■ **Your objective**
Search the listing for "padding" and copy every line where it appears.

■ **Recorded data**
----
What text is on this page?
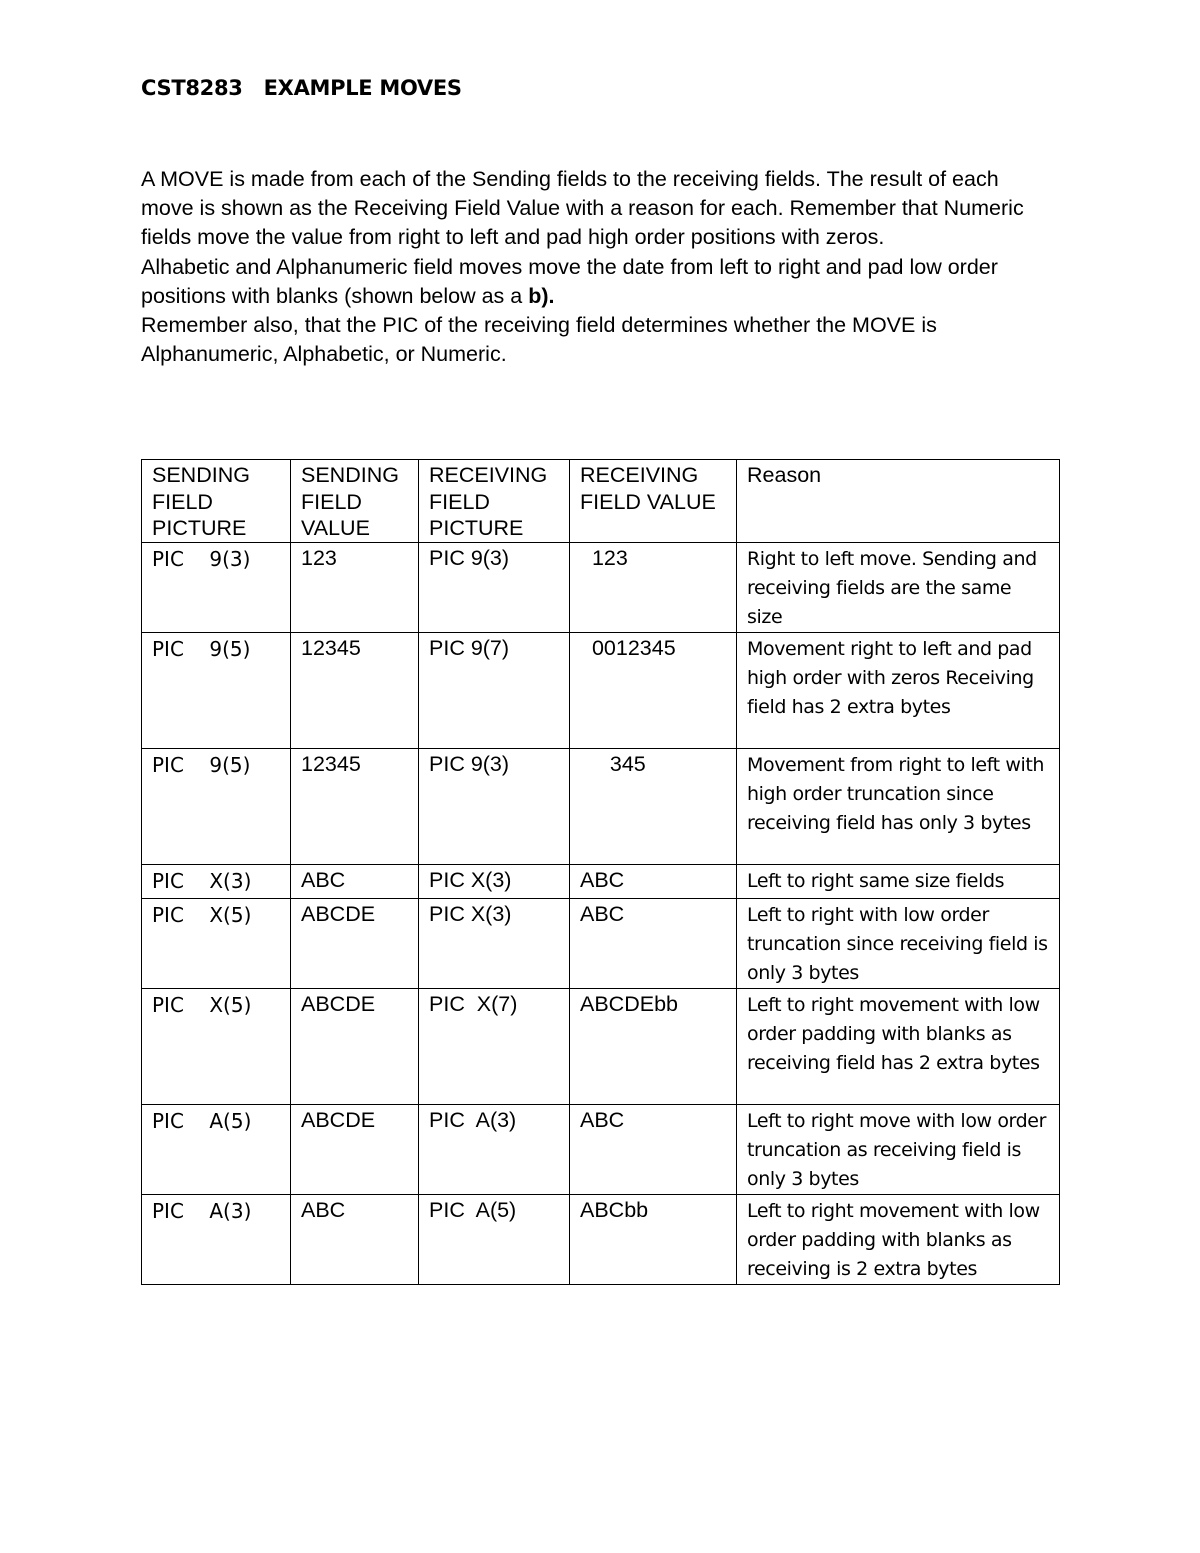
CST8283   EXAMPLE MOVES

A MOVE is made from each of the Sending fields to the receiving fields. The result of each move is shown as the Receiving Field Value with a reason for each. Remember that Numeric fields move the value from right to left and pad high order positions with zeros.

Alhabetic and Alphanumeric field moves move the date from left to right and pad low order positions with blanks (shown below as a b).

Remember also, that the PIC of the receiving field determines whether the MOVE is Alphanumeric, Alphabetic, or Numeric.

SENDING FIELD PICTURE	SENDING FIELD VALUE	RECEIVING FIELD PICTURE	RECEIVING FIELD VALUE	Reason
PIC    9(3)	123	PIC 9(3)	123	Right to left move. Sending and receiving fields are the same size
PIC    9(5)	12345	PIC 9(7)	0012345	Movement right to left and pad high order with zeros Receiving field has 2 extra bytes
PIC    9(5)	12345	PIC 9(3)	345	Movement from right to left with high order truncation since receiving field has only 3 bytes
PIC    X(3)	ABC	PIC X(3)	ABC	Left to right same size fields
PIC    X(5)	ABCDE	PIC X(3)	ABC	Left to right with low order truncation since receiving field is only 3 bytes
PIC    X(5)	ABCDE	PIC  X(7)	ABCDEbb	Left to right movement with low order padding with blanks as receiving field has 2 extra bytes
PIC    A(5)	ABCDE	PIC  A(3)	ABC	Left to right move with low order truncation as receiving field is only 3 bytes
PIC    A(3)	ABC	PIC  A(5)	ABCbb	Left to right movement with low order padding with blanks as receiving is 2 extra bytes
----
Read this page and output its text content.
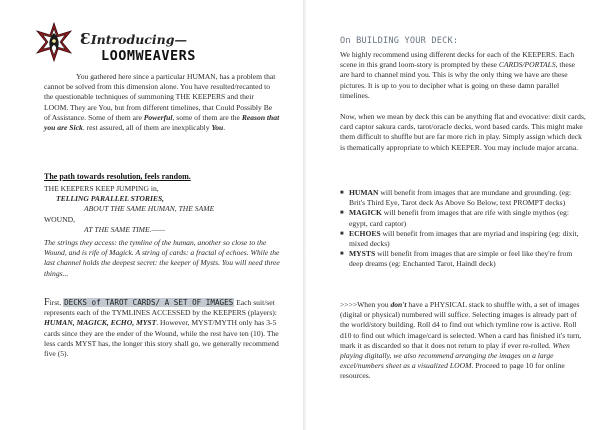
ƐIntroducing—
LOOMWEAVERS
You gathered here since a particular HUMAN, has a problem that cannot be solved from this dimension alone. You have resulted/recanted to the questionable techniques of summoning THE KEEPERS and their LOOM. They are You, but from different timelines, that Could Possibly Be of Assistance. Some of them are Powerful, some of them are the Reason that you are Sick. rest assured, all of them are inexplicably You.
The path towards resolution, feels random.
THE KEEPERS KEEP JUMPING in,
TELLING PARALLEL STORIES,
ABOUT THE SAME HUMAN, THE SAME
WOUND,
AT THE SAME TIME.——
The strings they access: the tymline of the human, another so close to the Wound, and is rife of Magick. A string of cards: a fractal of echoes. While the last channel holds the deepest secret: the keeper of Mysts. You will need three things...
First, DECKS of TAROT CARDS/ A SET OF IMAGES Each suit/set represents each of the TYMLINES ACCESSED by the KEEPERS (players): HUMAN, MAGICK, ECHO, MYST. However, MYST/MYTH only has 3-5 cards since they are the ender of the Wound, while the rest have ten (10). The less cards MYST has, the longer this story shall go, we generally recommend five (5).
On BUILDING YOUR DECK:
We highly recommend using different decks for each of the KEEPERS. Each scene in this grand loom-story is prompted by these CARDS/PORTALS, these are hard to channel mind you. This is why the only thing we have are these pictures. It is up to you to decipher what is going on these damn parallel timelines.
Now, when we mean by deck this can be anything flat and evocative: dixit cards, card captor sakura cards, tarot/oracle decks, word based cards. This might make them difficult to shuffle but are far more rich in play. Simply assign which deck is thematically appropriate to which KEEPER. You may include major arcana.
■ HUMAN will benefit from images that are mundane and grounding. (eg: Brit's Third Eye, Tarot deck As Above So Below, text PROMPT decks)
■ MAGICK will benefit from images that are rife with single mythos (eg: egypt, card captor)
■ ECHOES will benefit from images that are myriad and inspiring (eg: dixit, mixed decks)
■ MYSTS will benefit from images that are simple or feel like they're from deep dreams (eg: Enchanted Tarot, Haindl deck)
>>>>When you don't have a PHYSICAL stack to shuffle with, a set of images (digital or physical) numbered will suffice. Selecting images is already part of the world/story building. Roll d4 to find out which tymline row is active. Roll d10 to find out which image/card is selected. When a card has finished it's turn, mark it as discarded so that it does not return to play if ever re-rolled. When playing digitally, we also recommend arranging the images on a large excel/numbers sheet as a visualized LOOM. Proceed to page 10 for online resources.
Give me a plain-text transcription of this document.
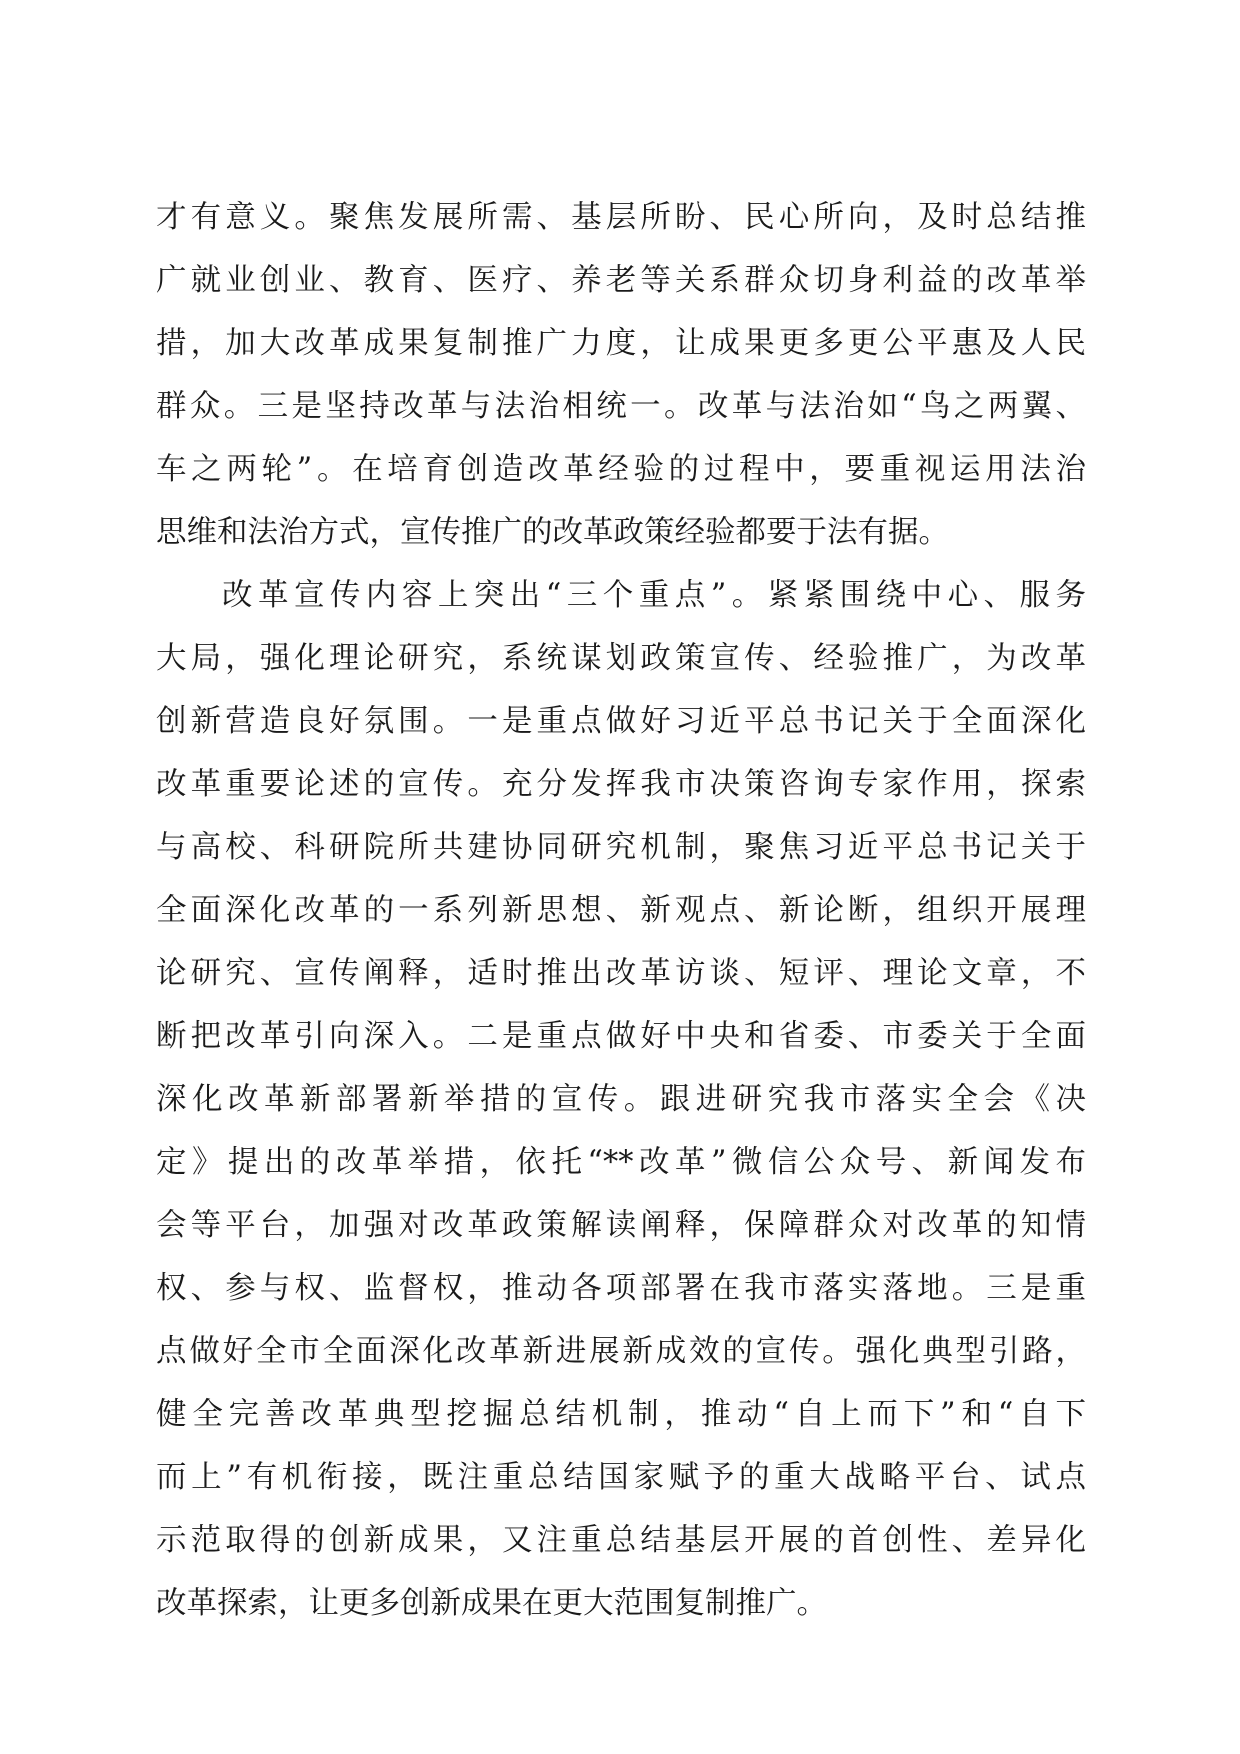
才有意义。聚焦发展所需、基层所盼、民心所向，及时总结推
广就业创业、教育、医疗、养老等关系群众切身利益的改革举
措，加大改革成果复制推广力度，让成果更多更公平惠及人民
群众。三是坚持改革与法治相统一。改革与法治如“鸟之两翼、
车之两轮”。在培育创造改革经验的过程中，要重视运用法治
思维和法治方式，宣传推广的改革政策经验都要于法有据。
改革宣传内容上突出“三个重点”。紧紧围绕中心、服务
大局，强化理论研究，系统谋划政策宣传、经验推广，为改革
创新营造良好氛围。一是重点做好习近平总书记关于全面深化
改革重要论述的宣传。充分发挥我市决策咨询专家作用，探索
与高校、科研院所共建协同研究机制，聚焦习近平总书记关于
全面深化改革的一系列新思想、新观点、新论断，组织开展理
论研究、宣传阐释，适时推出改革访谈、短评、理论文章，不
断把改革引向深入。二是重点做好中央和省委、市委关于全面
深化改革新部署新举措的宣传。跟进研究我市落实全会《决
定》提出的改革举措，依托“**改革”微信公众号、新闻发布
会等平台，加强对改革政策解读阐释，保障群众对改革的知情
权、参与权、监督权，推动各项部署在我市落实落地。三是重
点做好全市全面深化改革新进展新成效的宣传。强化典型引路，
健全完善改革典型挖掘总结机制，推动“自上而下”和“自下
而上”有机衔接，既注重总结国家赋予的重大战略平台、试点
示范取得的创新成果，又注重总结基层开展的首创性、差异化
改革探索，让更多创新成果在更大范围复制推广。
----
■ **Final result**
PIC    X(5)	ABCDE	PIC  X(7)	ABCDEbb	Left to right movement with low order padding with blanks as receiving field has 2 extra bytes
PIC    A(3)	ABC	PIC  A(5)	ABCbb	Left to right movement with low order padding with blanks as receiving is 2 extra bytes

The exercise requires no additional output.